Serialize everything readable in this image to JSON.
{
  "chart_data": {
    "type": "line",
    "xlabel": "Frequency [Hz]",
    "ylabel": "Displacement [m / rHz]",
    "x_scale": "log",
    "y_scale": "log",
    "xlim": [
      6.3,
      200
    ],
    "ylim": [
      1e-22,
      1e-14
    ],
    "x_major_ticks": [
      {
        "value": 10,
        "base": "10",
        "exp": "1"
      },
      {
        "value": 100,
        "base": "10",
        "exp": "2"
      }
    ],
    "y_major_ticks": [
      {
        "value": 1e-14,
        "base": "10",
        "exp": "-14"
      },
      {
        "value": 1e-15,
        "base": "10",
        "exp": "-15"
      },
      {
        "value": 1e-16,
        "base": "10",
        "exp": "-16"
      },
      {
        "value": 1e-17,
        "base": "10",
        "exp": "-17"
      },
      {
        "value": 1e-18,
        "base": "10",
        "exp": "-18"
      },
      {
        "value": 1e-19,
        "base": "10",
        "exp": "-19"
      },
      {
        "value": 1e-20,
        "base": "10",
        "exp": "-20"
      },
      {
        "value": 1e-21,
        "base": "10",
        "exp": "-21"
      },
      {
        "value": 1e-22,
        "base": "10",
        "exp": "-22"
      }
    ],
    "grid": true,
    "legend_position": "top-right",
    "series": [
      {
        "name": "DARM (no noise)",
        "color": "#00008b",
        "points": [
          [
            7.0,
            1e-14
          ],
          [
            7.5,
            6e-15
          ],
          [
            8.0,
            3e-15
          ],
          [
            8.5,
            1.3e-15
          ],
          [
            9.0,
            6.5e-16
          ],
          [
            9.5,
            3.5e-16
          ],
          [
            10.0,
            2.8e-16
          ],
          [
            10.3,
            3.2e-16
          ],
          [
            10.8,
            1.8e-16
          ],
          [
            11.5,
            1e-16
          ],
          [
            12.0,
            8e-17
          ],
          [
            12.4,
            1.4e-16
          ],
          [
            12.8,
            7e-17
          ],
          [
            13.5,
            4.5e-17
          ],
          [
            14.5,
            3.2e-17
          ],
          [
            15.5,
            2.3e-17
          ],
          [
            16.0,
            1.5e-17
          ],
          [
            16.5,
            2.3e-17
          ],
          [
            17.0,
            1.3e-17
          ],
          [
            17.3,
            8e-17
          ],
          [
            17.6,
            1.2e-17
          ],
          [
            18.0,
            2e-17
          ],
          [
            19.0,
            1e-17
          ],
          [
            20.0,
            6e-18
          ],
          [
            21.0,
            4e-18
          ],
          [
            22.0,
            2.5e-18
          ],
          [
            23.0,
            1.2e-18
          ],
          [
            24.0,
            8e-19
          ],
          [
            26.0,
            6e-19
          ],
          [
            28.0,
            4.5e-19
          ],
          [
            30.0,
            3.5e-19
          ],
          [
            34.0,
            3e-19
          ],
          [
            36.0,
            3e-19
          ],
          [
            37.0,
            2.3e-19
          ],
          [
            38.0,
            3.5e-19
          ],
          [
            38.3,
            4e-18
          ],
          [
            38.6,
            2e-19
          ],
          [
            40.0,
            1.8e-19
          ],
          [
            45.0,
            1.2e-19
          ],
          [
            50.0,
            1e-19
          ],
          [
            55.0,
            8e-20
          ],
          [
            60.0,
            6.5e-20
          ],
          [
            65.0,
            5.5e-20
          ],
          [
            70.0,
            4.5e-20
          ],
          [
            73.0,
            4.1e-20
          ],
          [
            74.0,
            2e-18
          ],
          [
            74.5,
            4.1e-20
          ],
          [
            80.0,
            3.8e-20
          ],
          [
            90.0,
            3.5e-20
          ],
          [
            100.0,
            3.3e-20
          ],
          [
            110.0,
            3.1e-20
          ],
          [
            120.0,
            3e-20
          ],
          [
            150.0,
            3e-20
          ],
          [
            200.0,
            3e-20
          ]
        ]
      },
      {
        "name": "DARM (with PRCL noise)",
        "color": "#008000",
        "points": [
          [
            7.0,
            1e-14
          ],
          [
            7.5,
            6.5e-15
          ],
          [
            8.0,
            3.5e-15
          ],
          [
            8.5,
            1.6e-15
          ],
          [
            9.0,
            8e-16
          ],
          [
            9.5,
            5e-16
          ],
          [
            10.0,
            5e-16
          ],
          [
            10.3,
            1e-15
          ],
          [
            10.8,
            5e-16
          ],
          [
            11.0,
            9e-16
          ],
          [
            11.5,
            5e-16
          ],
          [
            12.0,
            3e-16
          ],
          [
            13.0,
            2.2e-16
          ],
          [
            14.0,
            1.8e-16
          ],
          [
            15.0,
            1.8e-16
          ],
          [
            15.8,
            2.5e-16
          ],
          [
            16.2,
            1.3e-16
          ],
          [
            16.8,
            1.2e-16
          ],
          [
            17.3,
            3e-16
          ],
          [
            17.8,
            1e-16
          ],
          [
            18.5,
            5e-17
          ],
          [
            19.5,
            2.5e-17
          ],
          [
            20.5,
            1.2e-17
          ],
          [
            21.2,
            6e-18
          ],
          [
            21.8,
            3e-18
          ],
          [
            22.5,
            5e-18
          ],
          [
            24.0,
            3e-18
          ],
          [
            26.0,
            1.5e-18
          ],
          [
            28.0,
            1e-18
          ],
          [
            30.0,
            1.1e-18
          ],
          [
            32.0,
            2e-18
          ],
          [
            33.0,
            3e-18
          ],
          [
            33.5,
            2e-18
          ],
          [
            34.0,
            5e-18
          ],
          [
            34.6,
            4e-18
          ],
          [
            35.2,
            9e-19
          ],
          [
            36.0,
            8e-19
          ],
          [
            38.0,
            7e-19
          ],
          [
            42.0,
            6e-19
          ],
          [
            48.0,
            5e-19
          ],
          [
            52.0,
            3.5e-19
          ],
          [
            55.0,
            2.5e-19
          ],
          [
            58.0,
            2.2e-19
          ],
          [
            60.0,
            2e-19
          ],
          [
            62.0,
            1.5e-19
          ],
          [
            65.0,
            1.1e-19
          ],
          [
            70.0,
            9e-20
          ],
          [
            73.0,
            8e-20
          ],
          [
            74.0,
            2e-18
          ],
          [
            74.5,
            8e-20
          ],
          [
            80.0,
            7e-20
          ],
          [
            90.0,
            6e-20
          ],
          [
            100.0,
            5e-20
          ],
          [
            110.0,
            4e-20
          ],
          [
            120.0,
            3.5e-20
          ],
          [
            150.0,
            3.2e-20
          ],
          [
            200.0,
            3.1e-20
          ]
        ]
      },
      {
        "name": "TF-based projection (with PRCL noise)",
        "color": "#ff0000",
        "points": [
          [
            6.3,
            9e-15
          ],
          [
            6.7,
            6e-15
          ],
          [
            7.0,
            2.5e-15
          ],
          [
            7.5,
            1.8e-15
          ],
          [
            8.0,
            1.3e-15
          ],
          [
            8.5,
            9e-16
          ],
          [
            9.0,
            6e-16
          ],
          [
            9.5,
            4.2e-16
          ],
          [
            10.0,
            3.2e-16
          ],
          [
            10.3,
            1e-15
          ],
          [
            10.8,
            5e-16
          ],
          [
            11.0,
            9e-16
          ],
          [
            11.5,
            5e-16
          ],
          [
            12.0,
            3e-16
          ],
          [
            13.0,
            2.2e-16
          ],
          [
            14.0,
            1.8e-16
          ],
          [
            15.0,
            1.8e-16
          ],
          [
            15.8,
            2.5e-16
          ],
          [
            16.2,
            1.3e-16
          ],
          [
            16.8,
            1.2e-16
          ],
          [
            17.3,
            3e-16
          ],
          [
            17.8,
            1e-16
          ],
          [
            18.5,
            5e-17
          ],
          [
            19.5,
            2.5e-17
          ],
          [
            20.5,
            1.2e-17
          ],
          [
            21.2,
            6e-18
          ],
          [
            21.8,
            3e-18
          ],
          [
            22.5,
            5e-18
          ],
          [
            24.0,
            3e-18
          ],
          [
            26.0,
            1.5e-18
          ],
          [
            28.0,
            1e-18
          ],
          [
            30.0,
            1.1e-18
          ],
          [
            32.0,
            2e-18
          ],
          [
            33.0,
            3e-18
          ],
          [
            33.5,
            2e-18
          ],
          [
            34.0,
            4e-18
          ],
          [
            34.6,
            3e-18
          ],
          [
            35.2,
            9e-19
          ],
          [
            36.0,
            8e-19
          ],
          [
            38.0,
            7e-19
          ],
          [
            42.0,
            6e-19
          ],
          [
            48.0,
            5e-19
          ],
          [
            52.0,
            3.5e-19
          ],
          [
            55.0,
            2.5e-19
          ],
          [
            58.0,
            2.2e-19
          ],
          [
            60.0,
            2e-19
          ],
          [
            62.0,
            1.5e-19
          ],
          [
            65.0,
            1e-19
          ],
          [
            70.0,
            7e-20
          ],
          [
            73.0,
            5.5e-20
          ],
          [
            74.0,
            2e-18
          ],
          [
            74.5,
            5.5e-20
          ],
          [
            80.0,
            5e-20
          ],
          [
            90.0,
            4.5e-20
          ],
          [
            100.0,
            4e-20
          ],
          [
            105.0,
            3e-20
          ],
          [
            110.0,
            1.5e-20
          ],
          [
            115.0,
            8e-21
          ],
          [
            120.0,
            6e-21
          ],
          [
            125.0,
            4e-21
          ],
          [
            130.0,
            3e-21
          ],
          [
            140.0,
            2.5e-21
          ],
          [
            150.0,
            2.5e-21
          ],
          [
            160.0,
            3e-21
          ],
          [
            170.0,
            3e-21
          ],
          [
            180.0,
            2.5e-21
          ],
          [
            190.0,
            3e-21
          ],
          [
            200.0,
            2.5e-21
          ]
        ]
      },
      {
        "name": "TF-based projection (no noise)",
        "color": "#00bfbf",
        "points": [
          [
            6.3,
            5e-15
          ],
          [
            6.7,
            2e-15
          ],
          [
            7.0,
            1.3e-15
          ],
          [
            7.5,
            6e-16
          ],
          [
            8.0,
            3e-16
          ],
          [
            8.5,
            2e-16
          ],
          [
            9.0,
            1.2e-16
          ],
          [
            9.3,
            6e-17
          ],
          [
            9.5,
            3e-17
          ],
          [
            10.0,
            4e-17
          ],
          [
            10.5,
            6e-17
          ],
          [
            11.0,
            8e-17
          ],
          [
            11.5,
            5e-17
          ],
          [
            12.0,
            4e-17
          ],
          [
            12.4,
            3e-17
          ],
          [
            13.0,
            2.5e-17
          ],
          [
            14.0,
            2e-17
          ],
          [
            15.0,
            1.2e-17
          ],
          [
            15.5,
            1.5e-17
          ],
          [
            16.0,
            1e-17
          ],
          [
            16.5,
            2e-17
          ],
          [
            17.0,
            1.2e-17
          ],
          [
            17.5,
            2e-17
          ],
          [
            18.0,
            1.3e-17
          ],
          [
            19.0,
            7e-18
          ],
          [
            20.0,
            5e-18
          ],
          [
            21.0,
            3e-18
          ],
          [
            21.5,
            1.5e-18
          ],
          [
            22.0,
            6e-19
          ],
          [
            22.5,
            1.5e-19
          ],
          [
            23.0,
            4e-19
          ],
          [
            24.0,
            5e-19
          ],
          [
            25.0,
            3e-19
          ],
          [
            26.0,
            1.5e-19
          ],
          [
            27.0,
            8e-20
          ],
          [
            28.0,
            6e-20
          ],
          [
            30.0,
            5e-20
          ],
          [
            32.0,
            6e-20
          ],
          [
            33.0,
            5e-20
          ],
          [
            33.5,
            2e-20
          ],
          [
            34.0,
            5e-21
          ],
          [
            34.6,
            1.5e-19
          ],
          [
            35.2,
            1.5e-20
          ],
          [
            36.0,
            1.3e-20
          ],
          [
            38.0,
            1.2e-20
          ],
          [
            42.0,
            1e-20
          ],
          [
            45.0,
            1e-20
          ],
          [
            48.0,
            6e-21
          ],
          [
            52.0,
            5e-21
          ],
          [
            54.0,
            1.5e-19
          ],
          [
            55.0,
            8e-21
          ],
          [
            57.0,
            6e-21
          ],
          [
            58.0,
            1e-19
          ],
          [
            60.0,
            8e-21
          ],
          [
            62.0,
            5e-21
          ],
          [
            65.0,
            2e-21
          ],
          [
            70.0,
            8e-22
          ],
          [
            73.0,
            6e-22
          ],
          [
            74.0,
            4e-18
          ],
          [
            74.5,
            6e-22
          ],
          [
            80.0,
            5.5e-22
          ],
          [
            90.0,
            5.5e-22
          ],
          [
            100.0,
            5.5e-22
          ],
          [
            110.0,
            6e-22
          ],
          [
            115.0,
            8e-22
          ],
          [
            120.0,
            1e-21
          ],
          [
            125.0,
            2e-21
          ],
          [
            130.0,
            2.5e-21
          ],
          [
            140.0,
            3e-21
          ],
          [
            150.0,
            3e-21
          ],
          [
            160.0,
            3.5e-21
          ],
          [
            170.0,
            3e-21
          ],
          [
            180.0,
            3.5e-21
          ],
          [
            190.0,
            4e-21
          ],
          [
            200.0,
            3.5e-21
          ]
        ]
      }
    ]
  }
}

## Your instructions
Collect every line with the string "PRCL" from the records, and copy each.

## Result of the task
        "name": "DARM (with PRCL noise)",
        "name": "TF-based projection (with PRCL noise)",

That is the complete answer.